▶ [DO THIS]:
Reproduce all the entries exactly and keep the pictures out.

-------- EXTRACTED RECORDS

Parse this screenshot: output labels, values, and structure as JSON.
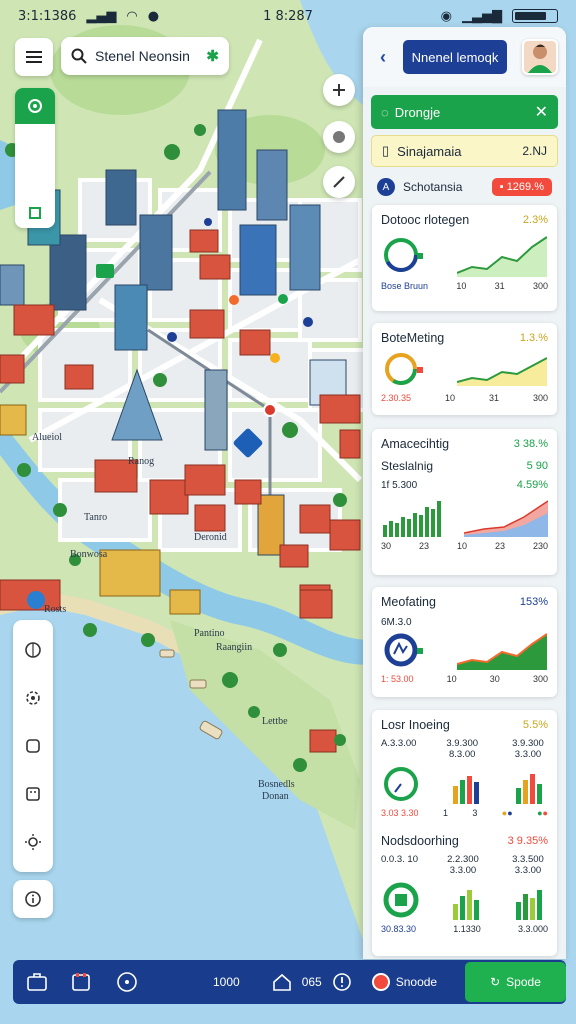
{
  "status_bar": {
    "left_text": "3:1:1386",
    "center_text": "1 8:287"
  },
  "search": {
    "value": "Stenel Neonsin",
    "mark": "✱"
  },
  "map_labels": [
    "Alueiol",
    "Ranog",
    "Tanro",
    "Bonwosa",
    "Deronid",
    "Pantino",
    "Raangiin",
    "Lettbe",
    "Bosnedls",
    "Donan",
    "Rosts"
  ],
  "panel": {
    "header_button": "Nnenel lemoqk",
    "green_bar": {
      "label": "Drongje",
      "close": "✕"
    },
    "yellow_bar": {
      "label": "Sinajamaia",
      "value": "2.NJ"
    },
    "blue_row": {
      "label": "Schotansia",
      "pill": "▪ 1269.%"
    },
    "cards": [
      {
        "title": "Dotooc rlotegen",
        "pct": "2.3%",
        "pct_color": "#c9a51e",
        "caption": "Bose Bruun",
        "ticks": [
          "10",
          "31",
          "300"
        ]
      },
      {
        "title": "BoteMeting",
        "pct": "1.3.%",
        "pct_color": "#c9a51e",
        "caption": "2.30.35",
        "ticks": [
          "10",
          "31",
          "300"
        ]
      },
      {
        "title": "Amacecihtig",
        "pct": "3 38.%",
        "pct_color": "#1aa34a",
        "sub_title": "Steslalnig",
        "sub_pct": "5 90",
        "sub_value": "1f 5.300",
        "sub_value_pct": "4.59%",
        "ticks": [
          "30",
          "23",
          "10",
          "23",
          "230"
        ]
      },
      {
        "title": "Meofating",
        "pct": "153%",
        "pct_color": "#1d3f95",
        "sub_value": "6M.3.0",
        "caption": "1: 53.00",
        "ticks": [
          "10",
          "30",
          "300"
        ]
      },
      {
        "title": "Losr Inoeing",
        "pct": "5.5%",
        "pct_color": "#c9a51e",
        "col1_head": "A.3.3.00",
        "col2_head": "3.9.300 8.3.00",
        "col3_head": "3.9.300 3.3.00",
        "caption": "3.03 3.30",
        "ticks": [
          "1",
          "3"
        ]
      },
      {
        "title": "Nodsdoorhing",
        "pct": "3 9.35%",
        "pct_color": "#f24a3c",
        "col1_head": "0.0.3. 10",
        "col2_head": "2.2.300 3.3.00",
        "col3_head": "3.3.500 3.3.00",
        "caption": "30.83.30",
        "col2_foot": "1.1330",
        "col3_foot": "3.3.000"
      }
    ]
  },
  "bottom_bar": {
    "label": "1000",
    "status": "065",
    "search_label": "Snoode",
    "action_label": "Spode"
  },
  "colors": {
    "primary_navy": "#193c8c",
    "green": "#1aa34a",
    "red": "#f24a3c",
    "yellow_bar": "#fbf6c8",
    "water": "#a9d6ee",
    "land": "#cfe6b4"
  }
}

----------------

▶ [ANSWER TO THIS EXERCISE]:
Parse this screenshot: output labels, values, and structure as JSON.
{
  "status_bar": {
    "left_text": "3:1:1386",
    "center_text": "1 8:287"
  },
  "search": {
    "value": "Stenel Neonsin",
    "mark": "✱"
  },
  "map_labels": [
    "Alueiol",
    "Ranog",
    "Tanro",
    "Bonwosa",
    "Deronid",
    "Pantino",
    "Raangiin",
    "Lettbe",
    "Bosnedls",
    "Donan",
    "Rosts"
  ],
  "panel": {
    "header_button": "Nnenel lemoqk",
    "green_bar": {
      "label": "Drongje",
      "close": "✕"
    },
    "yellow_bar": {
      "label": "Sinajamaia",
      "value": "2.NJ"
    },
    "blue_row": {
      "label": "Schotansia",
      "pill": "▪ 1269.%"
    },
    "cards": [
      {
        "title": "Dotooc rlotegen",
        "pct": "2.3%",
        "pct_color": "#c9a51e",
        "caption": "Bose Bruun",
        "ticks": [
          "10",
          "31",
          "300"
        ]
      },
      {
        "title": "BoteMeting",
        "pct": "1.3.%",
        "pct_color": "#c9a51e",
        "caption": "2.30.35",
        "ticks": [
          "10",
          "31",
          "300"
        ]
      },
      {
        "title": "Amacecihtig",
        "pct": "3 38.%",
        "pct_color": "#1aa34a",
        "sub_title": "Steslalnig",
        "sub_pct": "5 90",
        "sub_value": "1f 5.300",
        "sub_value_pct": "4.59%",
        "ticks": [
          "30",
          "23",
          "10",
          "23",
          "230"
        ]
      },
      {
        "title": "Meofating",
        "pct": "153%",
        "pct_color": "#1d3f95",
        "sub_value": "6M.3.0",
        "caption": "1: 53.00",
        "ticks": [
          "10",
          "30",
          "300"
        ]
      },
      {
        "title": "Losr Inoeing",
        "pct": "5.5%",
        "pct_color": "#c9a51e",
        "col1_head": "A.3.3.00",
        "col2_head": "3.9.300 8.3.00",
        "col3_head": "3.9.300 3.3.00",
        "caption": "3.03 3.30",
        "ticks": [
          "1",
          "3"
        ]
      },
      {
        "title": "Nodsdoorhing",
        "pct": "3 9.35%",
        "pct_color": "#f24a3c",
        "col1_head": "0.0.3. 10",
        "col2_head": "2.2.300 3.3.00",
        "col3_head": "3.3.500 3.3.00",
        "caption": "30.83.30",
        "col2_foot": "1.1330",
        "col3_foot": "3.3.000"
      }
    ]
  },
  "bottom_bar": {
    "label": "1000",
    "status": "065",
    "search_label": "Snoode",
    "action_label": "Spode"
  },
  "colors": {
    "primary_navy": "#193c8c",
    "green": "#1aa34a",
    "red": "#f24a3c",
    "yellow_bar": "#fbf6c8",
    "water": "#a9d6ee",
    "land": "#cfe6b4"
  }
}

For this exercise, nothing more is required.